_Task objective_
Gather every line below that contains the word "elements", and copy each of those lines in full.

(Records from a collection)

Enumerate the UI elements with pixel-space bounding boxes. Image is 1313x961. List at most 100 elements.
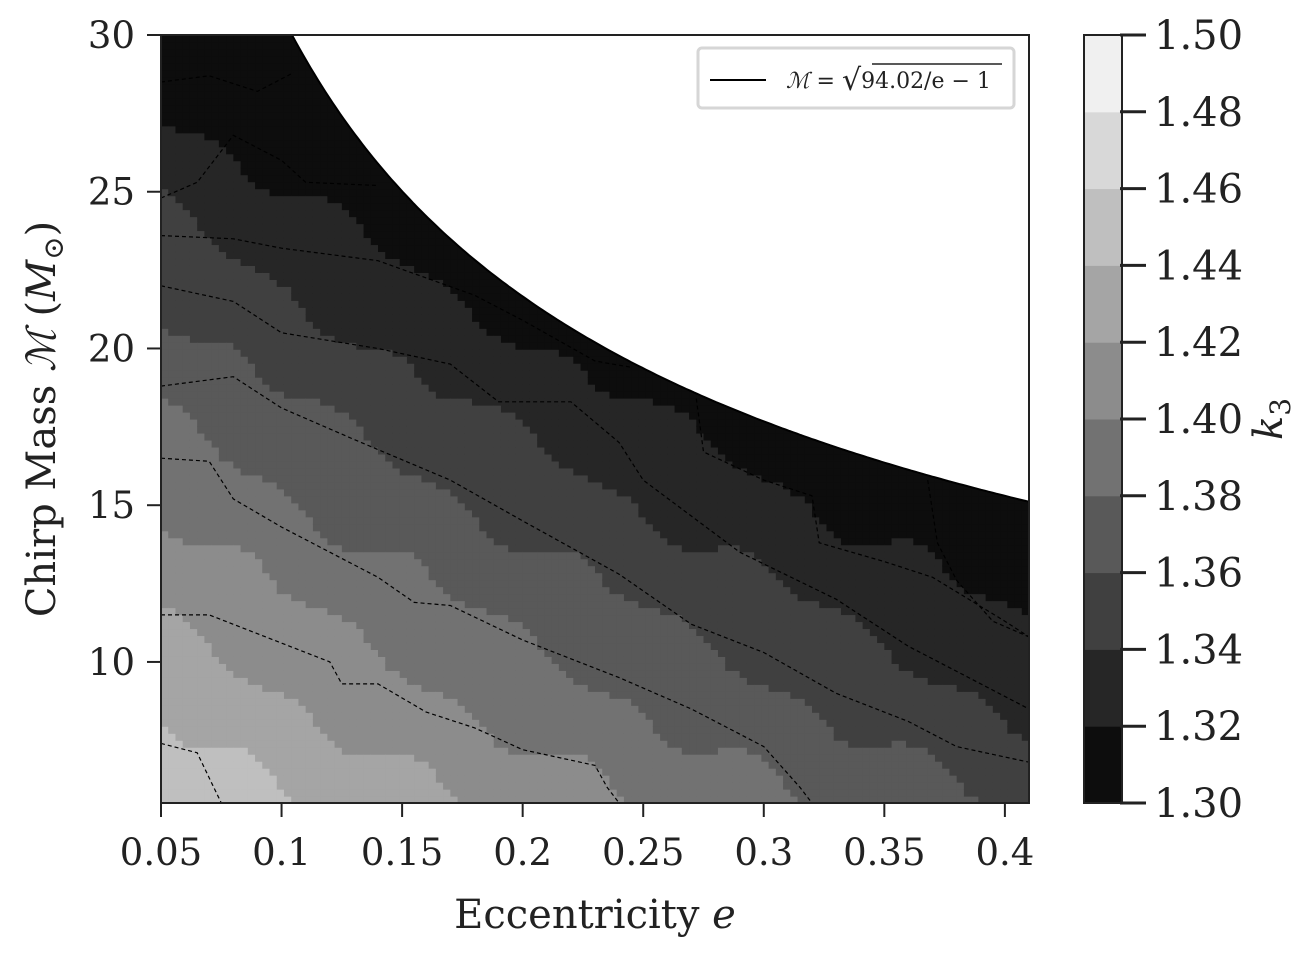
- contour-cell-4250: [435, 307, 444, 315]
- contour-cell-1219: [240, 733, 249, 741]
- contour-cell-432: [182, 83, 191, 92]
- contour-cell-1103: [233, 775, 242, 783]
- contour-cell-1329: [247, 733, 256, 741]
- contour-cell-3150: [363, 307, 372, 315]
- contour-cell-1704: [269, 419, 278, 427]
- contour-cell-519: [189, 244, 198, 253]
- contour-cell-4425: [450, 621, 459, 630]
- contour-cell-4841: [479, 789, 488, 797]
- contour-cell-216: [168, 55, 177, 64]
- contour-cell-1288: [240, 251, 249, 260]
- contour-cell-3662: [399, 572, 408, 581]
- contour-cell-4863: [479, 635, 488, 644]
- contour-cell-1893: [283, 635, 292, 644]
- contour-cell-1350: [247, 586, 256, 595]
- contour-cell-459: [189, 663, 198, 671]
- contour-cell-860: [211, 167, 220, 176]
- contour-cell-2165: [298, 272, 307, 280]
- contour-cell-184: [168, 279, 177, 287]
- contour-cell-4452: [450, 432, 459, 441]
- contour-cell-3123: [363, 495, 372, 504]
- contour-cell-3919: [414, 314, 422, 322]
- contour-cell-140: [168, 586, 177, 595]
- contour-cell-3860: [414, 726, 422, 734]
- contour-cell-135: [168, 621, 177, 630]
- contour-cell-739: [204, 244, 213, 253]
- contour-cell-2143: [298, 425, 307, 434]
- contour-cell-4096: [428, 614, 437, 623]
- contour-cell-3146: [363, 335, 372, 343]
- contour-cell-827: [211, 398, 220, 406]
- contour-cell-1965: [283, 132, 292, 141]
- contour-cell-1193: [233, 146, 242, 155]
- contour-cell-1473: [255, 495, 263, 504]
- contour-cell-4324: [443, 558, 451, 567]
- contour-cell-761: [204, 90, 213, 99]
- contour-cell-672: [204, 712, 213, 720]
- contour-cell-1027: [226, 537, 234, 546]
- contour-cell-3795: [406, 412, 415, 420]
- contour-cell-2020: [291, 516, 300, 525]
- contour-cell-2061: [291, 230, 300, 239]
- contour-cell-3545: [392, 621, 401, 630]
- contour-cell-2162: [298, 293, 307, 301]
- contour-cell-2431: [320, 719, 328, 727]
- contour-cell-3983: [421, 635, 430, 644]
- contour-cell-713: [204, 425, 213, 434]
- contour-cell-3127: [363, 467, 372, 476]
- contour-cell-4682: [464, 363, 473, 371]
- contour-cell-2675: [334, 551, 343, 560]
- contour-cell-4467: [450, 328, 459, 336]
- contour-cell-2808: [341, 391, 350, 399]
- contour-cell-1254: [240, 488, 249, 497]
- contour-cell-4005: [421, 481, 430, 490]
- contour-cell-1087: [226, 118, 234, 127]
- contour-cell-1523: [255, 146, 263, 155]
- contour-cell-997: [226, 747, 234, 755]
- contour-cell-3216: [370, 614, 379, 623]
- contour-cell-4893: [479, 425, 488, 434]
- contour-cell-413: [182, 216, 191, 225]
- contour-cell-307: [175, 188, 184, 197]
- contour-cell-1665: [269, 691, 278, 699]
- contour-cell-3882: [414, 572, 422, 581]
- contour-cell-2274: [305, 279, 314, 287]
- contour-cell-2778: [341, 600, 350, 609]
- contour-cell-2496: [320, 265, 328, 273]
- contour-cell-685: [204, 621, 213, 630]
- contour-cell-2270: [305, 307, 314, 315]
- contour-cell-3589: [392, 314, 401, 322]
- contour-cell-1583: [262, 495, 271, 504]
- contour-cell-3638: [399, 740, 408, 748]
- contour-cell-3522: [392, 782, 401, 790]
- contour-cell-1554: [262, 698, 271, 706]
- contour-cell-2774: [341, 628, 350, 637]
- contour-cell-3459: [385, 453, 394, 462]
- contour-cell-308: [175, 181, 184, 190]
- contour-cell-1985: [291, 761, 300, 769]
- contour-cell-2059: [291, 244, 300, 253]
- contour-cell-2470: [320, 446, 328, 455]
- contour-cell-3758: [406, 670, 415, 678]
- contour-cell-4421: [450, 649, 459, 657]
- contour-cell-1381: [247, 370, 256, 378]
- contour-cell-1881: [283, 719, 292, 727]
- contour-cell-637: [197, 188, 205, 197]
- contour-cell-944: [218, 349, 227, 357]
- contour-cell-3356: [378, 405, 386, 413]
- contour-cell-3425: [385, 691, 394, 699]
- contour-cell-2688: [334, 460, 343, 469]
- contour-cell-2288: [305, 181, 314, 190]
- contour-cell-488: [189, 460, 198, 469]
- contour-cell-99: [161, 104, 169, 113]
- contour-cell-1494: [255, 349, 263, 357]
- contour-cell-315: [175, 132, 184, 141]
- contour-cell-2172: [298, 223, 307, 232]
- contour-cell-457: [189, 677, 198, 685]
- contour-cell-1660: [269, 726, 278, 734]
- contour-cell-3980: [421, 656, 430, 664]
- contour-cell-377: [182, 467, 191, 476]
- contour-cell-1559: [262, 663, 271, 671]
- contour-cell-1796: [276, 544, 285, 553]
- contour-cell-2250: [305, 446, 314, 455]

_Exercise answer_
Enumerate the UI elements with pixel-space bounding boxes. Image is 1313x961. List at most 100 elements.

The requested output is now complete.